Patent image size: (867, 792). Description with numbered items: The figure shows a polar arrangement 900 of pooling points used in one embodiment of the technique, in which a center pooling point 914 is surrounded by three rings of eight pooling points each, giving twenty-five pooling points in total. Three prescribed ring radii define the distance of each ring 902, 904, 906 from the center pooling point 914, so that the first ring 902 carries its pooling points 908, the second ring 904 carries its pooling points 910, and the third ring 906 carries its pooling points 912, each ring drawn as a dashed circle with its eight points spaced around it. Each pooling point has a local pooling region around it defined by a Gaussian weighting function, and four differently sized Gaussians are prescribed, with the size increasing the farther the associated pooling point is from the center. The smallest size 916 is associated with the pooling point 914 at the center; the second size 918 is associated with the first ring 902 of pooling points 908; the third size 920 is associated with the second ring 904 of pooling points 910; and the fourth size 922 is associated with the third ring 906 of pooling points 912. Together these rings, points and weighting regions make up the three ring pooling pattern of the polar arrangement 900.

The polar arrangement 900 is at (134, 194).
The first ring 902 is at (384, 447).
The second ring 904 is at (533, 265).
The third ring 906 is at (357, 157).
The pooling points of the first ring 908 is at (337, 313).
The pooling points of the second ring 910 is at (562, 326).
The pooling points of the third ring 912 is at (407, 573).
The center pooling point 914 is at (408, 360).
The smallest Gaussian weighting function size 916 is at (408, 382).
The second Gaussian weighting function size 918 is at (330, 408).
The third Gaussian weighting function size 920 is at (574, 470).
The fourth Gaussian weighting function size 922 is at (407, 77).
• • • •
◆ **Set problem**
Show each line of the records above that contains the word "Gaussian", copying every such line in full. Treat the match as case-sensitive.

◆ **Right answer**
Patent image size: (867, 792). Description with numbered items: The figure shows a polar arrangement 900 of pooling points used in one embodiment of the technique, in which a center pooling point 914 is surrounded by three rings of eight pooling points each, giving twenty-five pooling points in total. Three prescribed ring radii define the distance of each ring 902, 904, 906 from the center pooling point 914, so that the first ring 902 carries its pooling points 908, the second ring 904 carries its pooling points 910, and the third ring 906 carries its pooling points 912, each ring drawn as a dashed circle with its eight points spaced around it. Each pooling point has a local pooling region around it defined by a Gaussian weighting function, and four differently sized Gaussians are prescribed, with the size increasing the farther the associated pooling point is from the center. The smallest size 916 is associated with the pooling point 914 at the center; the second size 918 is associated with the first ring 902 of pooling points 908; the third size 920 is associated with the second ring 904 of pooling points 910; and the fourth size 922 is associated with the third ring 906 of pooling points 912. Together these rings, points and weighting regions make up the three ring pooling pattern of the polar arrangement 900.
The smallest Gaussian weighting function size 916 is at (408, 382).
The second Gaussian weighting function size 918 is at (330, 408).
The third Gaussian weighting function size 920 is at (574, 470).
The fourth Gaussian weighting function size 922 is at (407, 77).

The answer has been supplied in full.